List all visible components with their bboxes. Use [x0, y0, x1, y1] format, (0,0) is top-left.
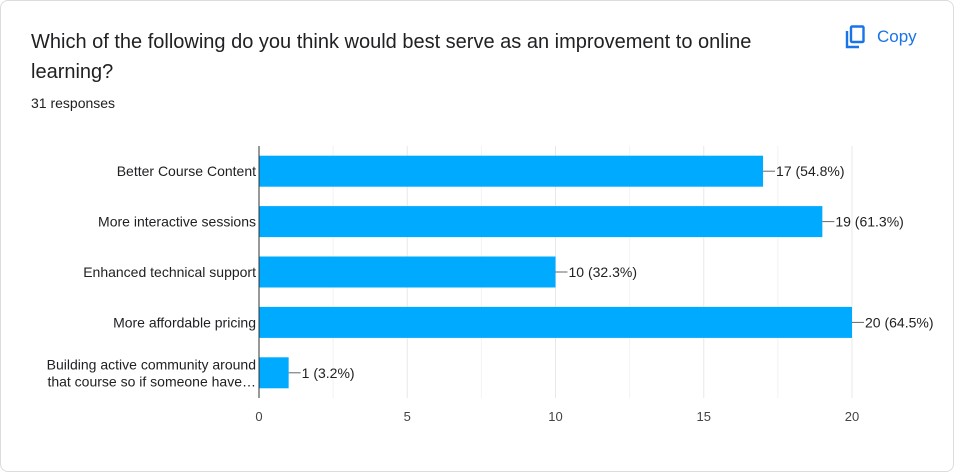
value-label: 17 (54.8%) — [776, 163, 844, 179]
category-label: Better Course Content — [117, 163, 256, 179]
response-count: 31 responses — [31, 95, 116, 111]
category-label: More affordable pricing — [113, 314, 256, 330]
bar — [259, 256, 556, 288]
bar — [259, 206, 823, 238]
bar — [259, 306, 852, 338]
bar — [259, 155, 764, 187]
x-tick-label: 5 — [404, 409, 411, 424]
category-label: Enhanced technical support — [83, 264, 256, 280]
category-label: Building active community around — [47, 356, 256, 372]
x-tick-label: 15 — [697, 409, 711, 424]
value-label: 20 (64.5%) — [865, 314, 933, 330]
value-label: 19 (61.3%) — [835, 214, 903, 230]
copy-icon — [845, 25, 865, 49]
category-label: More interactive sessions — [98, 214, 256, 230]
x-tick-label: 0 — [255, 409, 262, 424]
value-label: 10 (32.3%) — [569, 264, 637, 280]
x-tick-label: 20 — [845, 409, 859, 424]
category-label: that course so if someone have… — [47, 373, 256, 389]
x-tick-label: 10 — [548, 409, 562, 424]
bar — [259, 357, 289, 389]
copy-label: Copy — [877, 27, 917, 46]
copy-button[interactable]: Copy — [841, 23, 921, 51]
value-label: 1 (3.2%) — [302, 365, 355, 381]
question-title: Which of the following do you think woul… — [31, 31, 752, 83]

◆ ◆ ◆ ◆ ◆

Set task ->
Rewrite the lines above with "category-label" replaced by "row-label" everywhere it occurs and nothing else changed. Leave the picture out of your answer.

Reply ->
List all visible components with their bboxes. Use [x0, y0, x1, y1] format, (0,0) is top-left.
value-label: 17 (54.8%) — [776, 163, 844, 179]
row-label: Better Course Content — [117, 163, 256, 179]
response-count: 31 responses — [31, 95, 116, 111]
row-label: More affordable pricing — [113, 314, 256, 330]
bar — [259, 256, 556, 288]
bar — [259, 206, 823, 238]
bar — [259, 306, 852, 338]
bar — [259, 155, 764, 187]
x-tick-label: 5 — [404, 409, 411, 424]
row-label: Enhanced technical support — [83, 264, 256, 280]
row-label: Building active community around — [47, 356, 256, 372]
x-tick-label: 15 — [697, 409, 711, 424]
value-label: 20 (64.5%) — [865, 314, 933, 330]
value-label: 19 (61.3%) — [835, 214, 903, 230]
copy-icon — [845, 25, 865, 49]
row-label: More interactive sessions — [98, 214, 256, 230]
x-tick-label: 0 — [255, 409, 262, 424]
value-label: 10 (32.3%) — [569, 264, 637, 280]
x-tick-label: 20 — [845, 409, 859, 424]
row-label: that course so if someone have… — [47, 373, 256, 389]
x-tick-label: 10 — [548, 409, 562, 424]
bar — [259, 357, 289, 389]
copy-label: Copy — [877, 27, 917, 46]
copy-button[interactable]: Copy — [841, 23, 921, 51]
value-label: 1 (3.2%) — [302, 365, 355, 381]
question-title: Which of the following do you think woul… — [31, 31, 752, 83]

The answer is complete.